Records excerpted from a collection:
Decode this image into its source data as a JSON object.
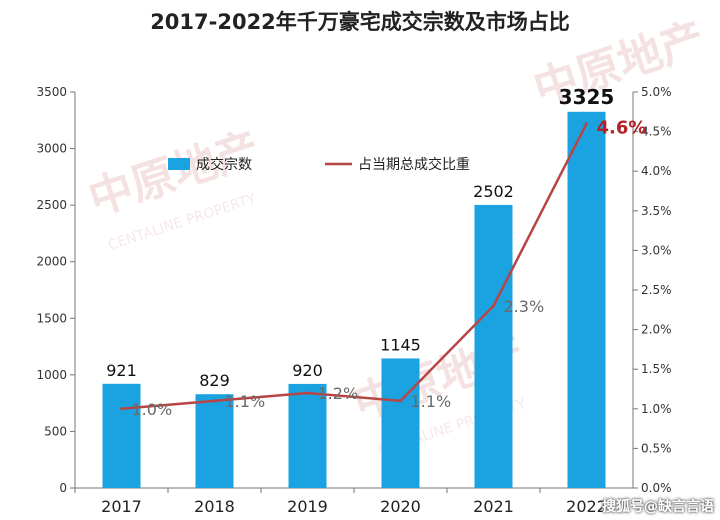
{
  "chart_data": {
    "type": "bar+line",
    "title": "2017-2022年千万豪宅成交宗数及市场占比",
    "categories": [
      "2017",
      "2018",
      "2019",
      "2020",
      "2021",
      "2022"
    ],
    "series": [
      {
        "name": "成交宗数",
        "type": "bar",
        "axis": "left",
        "color": "#1aa3e0",
        "values": [
          921,
          829,
          920,
          1145,
          2502,
          3325
        ],
        "labels": [
          "921",
          "829",
          "920",
          "1145",
          "2502",
          "3325"
        ]
      },
      {
        "name": "占当期总成交比重",
        "type": "line",
        "axis": "right",
        "color": "#b84545",
        "values": [
          1.0,
          1.1,
          1.2,
          1.1,
          2.3,
          4.6
        ],
        "labels": [
          "1.0%",
          "1.1%",
          "1.2%",
          "1.1%",
          "2.3%",
          "4.6%"
        ]
      }
    ],
    "y_left": {
      "min": 0,
      "max": 3500,
      "ticks": [
        "0",
        "500",
        "1000",
        "1500",
        "2000",
        "2500",
        "3000",
        "3500"
      ]
    },
    "y_right": {
      "min": 0,
      "max": 5.0,
      "ticks": [
        "0.0%",
        "0.5%",
        "1.0%",
        "1.5%",
        "2.0%",
        "2.5%",
        "3.0%",
        "3.5%",
        "4.0%",
        "4.5%",
        "5.0%"
      ]
    },
    "grid": false,
    "legend": "top-left"
  },
  "watermark": {
    "brand": "中原地产",
    "brand_en": "CENTALINE PROPERTY"
  },
  "footer": "搜狐号@缺言言语"
}
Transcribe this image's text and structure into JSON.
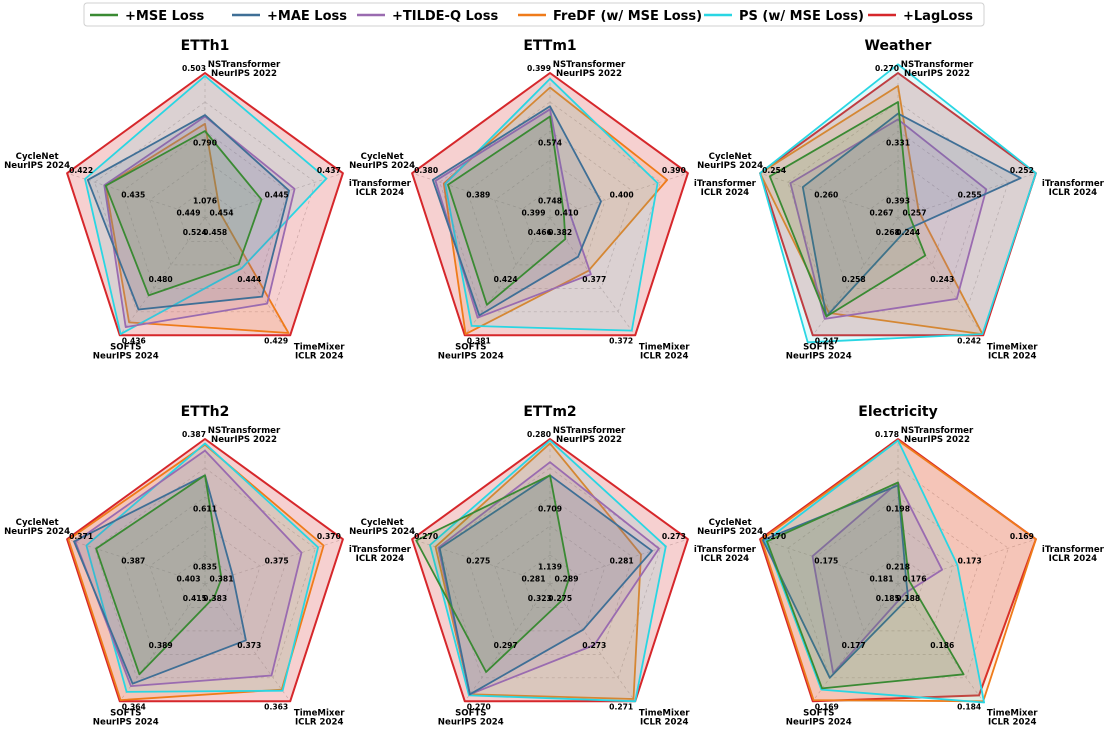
{
  "legend": [
    {
      "name": "+MSE Loss",
      "color": "#3a8a33"
    },
    {
      "name": "+MAE Loss",
      "color": "#3f6f96"
    },
    {
      "name": "+TILDE-Q Loss",
      "color": "#9a6bb0"
    },
    {
      "name": "FreDF (w/ MSE Loss)",
      "color": "#ef7b1a"
    },
    {
      "name": "PS (w/ MSE Loss)",
      "color": "#29d6e3"
    },
    {
      "name": "+LagLoss",
      "color": "#d6272b",
      "highlight": true
    }
  ],
  "axes": [
    {
      "line1": "NSTransformer",
      "line2": "NeurIPS 2022"
    },
    {
      "line1": "iTransformer",
      "line2": "ICLR 2024"
    },
    {
      "line1": "TimeMixer",
      "line2": "ICLR 2024"
    },
    {
      "line1": "SOFTS",
      "line2": "NeurIPS 2024"
    },
    {
      "line1": "CycleNet",
      "line2": "NeurIPS 2024"
    }
  ],
  "chart_data": [
    {
      "type": "radar",
      "title": "ETTh1",
      "tick_labels": [
        [
          "0.503",
          "0.790",
          "1.076"
        ],
        [
          "0.437",
          "0.445",
          "0.454"
        ],
        [
          "0.429",
          "0.444",
          "0.458"
        ],
        [
          "0.436",
          "0.480",
          "0.524"
        ],
        [
          "0.422",
          "0.435",
          "0.449"
        ]
      ],
      "series": [
        {
          "name": "+MSE Loss",
          "values": [
            0.6,
            0.41,
            0.395,
            0.66,
            0.72
          ]
        },
        {
          "name": "+MAE Loss",
          "values": [
            0.71,
            0.61,
            0.67,
            0.78,
            0.85
          ]
        },
        {
          "name": "+TILDE-Q Loss",
          "values": [
            0.7,
            0.65,
            0.73,
            0.93,
            0.73
          ]
        },
        {
          "name": "FreDF (w/ MSE Loss)",
          "values": [
            0.65,
            0.11,
            0.98,
            0.89,
            0.72
          ]
        },
        {
          "name": "PS (w/ MSE Loss)",
          "values": [
            0.98,
            0.88,
            0.43,
            0.99,
            0.87
          ]
        },
        {
          "name": "+LagLoss",
          "values": [
            1,
            1,
            1,
            1,
            1
          ]
        }
      ]
    },
    {
      "type": "radar",
      "title": "ETTm1",
      "tick_labels": [
        [
          "0.399",
          "0.574",
          "0.748"
        ],
        [
          "0.390",
          "0.400",
          "0.410"
        ],
        [
          "0.372",
          "0.377",
          "0.382"
        ],
        [
          "0.381",
          "0.424",
          "0.466"
        ],
        [
          "0.380",
          "0.389",
          "0.399"
        ]
      ],
      "series": [
        {
          "name": "+MSE Loss",
          "values": [
            0.7,
            0.1,
            0.18,
            0.74,
            0.74
          ]
        },
        {
          "name": "+MAE Loss",
          "values": [
            0.77,
            0.37,
            0.33,
            0.83,
            0.85
          ]
        },
        {
          "name": "+TILDE-Q Loss",
          "values": [
            0.75,
            0.14,
            0.48,
            0.85,
            0.83
          ]
        },
        {
          "name": "FreDF (w/ MSE Loss)",
          "values": [
            0.9,
            0.85,
            0.45,
            0.99,
            0.77
          ]
        },
        {
          "name": "PS (w/ MSE Loss)",
          "values": [
            0.96,
            0.78,
            0.96,
            0.92,
            0.76
          ]
        },
        {
          "name": "+LagLoss",
          "values": [
            1,
            1,
            1,
            1,
            1
          ]
        }
      ]
    },
    {
      "type": "radar",
      "title": "Weather",
      "tick_labels": [
        [
          "0.270",
          "0.331",
          "0.393"
        ],
        [
          "0.252",
          "0.255",
          "0.257"
        ],
        [
          "0.242",
          "0.243",
          "0.244"
        ],
        [
          "0.247",
          "0.258",
          "0.268"
        ],
        [
          "0.254",
          "0.260",
          "0.267"
        ]
      ],
      "series": [
        {
          "name": "+MSE Loss",
          "values": [
            0.8,
            0.08,
            0.32,
            0.84,
            0.93
          ]
        },
        {
          "name": "+MAE Loss",
          "values": [
            0.72,
            0.89,
            0.1,
            0.84,
            0.69
          ]
        },
        {
          "name": "+TILDE-Q Loss",
          "values": [
            0.68,
            0.64,
            0.69,
            0.86,
            0.78
          ]
        },
        {
          "name": "FreDF (w/ MSE Loss)",
          "values": [
            0.91,
            0.15,
            0.99,
            0.81,
            1.0
          ]
        },
        {
          "name": "PS (w/ MSE Loss)",
          "values": [
            1.06,
            1.0,
            0.99,
            1.06,
            1.0
          ]
        },
        {
          "name": "+LagLoss",
          "values": [
            1,
            1,
            1,
            1,
            1
          ]
        }
      ]
    },
    {
      "type": "radar",
      "title": "ETTh2",
      "tick_labels": [
        [
          "0.387",
          "0.611",
          "0.835"
        ],
        [
          "0.370",
          "0.375",
          "0.381"
        ],
        [
          "0.363",
          "0.373",
          "0.383"
        ],
        [
          "0.364",
          "0.389",
          "0.415"
        ],
        [
          "0.371",
          "0.387",
          "0.403"
        ]
      ],
      "series": [
        {
          "name": "+MSE Loss",
          "values": [
            0.75,
            0.12,
            0.11,
            0.77,
            0.79
          ]
        },
        {
          "name": "+MAE Loss",
          "values": [
            0.75,
            0.2,
            0.48,
            0.85,
            0.95
          ]
        },
        {
          "name": "+TILDE-Q Loss",
          "values": [
            0.92,
            0.7,
            0.78,
            0.87,
            0.94
          ]
        },
        {
          "name": "FreDF (w/ MSE Loss)",
          "values": [
            0.96,
            0.86,
            0.9,
            0.99,
            0.99
          ]
        },
        {
          "name": "PS (w/ MSE Loss)",
          "values": [
            0.97,
            0.82,
            0.91,
            0.92,
            0.86
          ]
        },
        {
          "name": "+LagLoss",
          "values": [
            1,
            1,
            1,
            1,
            1
          ]
        }
      ]
    },
    {
      "type": "radar",
      "title": "ETTm2",
      "tick_labels": [
        [
          "0.280",
          "0.709",
          "1.139"
        ],
        [
          "0.273",
          "0.281",
          "0.289"
        ],
        [
          "0.271",
          "0.273",
          "0.275"
        ],
        [
          "0.270",
          "0.297",
          "0.323"
        ],
        [
          "0.270",
          "0.275",
          "0.281"
        ]
      ],
      "series": [
        {
          "name": "+MSE Loss",
          "values": [
            0.75,
            0.14,
            0.14,
            0.75,
            0.97
          ]
        },
        {
          "name": "+MAE Loss",
          "values": [
            0.75,
            0.74,
            0.39,
            0.94,
            0.8
          ]
        },
        {
          "name": "+TILDE-Q Loss",
          "values": [
            0.84,
            0.79,
            0.52,
            0.94,
            0.81
          ]
        },
        {
          "name": "FreDF (w/ MSE Loss)",
          "values": [
            0.97,
            0.66,
            0.98,
            0.94,
            0.83
          ]
        },
        {
          "name": "PS (w/ MSE Loss)",
          "values": [
            0.99,
            0.84,
            1.0,
            0.95,
            0.87
          ]
        },
        {
          "name": "+LagLoss",
          "values": [
            1,
            1,
            1,
            1,
            1
          ]
        }
      ]
    },
    {
      "type": "radar",
      "title": "Electricity",
      "tick_labels": [
        [
          "0.178",
          "0.198",
          "0.218"
        ],
        [
          "0.169",
          "0.173",
          "0.176"
        ],
        [
          "0.184",
          "0.186",
          "0.188"
        ],
        [
          "0.169",
          "0.177",
          "0.185"
        ],
        [
          "0.170",
          "0.175",
          "0.181"
        ]
      ],
      "series": [
        {
          "name": "+MSE Loss",
          "values": [
            0.7,
            0.08,
            0.77,
            0.89,
            0.95
          ]
        },
        {
          "name": "+MAE Loss",
          "values": [
            0.68,
            0.06,
            0.12,
            0.8,
            0.98
          ]
        },
        {
          "name": "+TILDE-Q Loss",
          "values": [
            0.7,
            0.32,
            0.08,
            0.76,
            0.62
          ]
        },
        {
          "name": "FreDF (w/ MSE Loss)",
          "values": [
            0.99,
            1.0,
            1.0,
            0.99,
            0.99
          ]
        },
        {
          "name": "PS (w/ MSE Loss)",
          "values": [
            0.99,
            0.43,
            1.01,
            0.9,
            0.96
          ]
        },
        {
          "name": "+LagLoss",
          "values": [
            1,
            1,
            0.95,
            1,
            1
          ]
        }
      ]
    }
  ]
}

Written instruction —
How many lines of the listing include the string "color"? Answer with the number alone.

Solution to this exercise —
8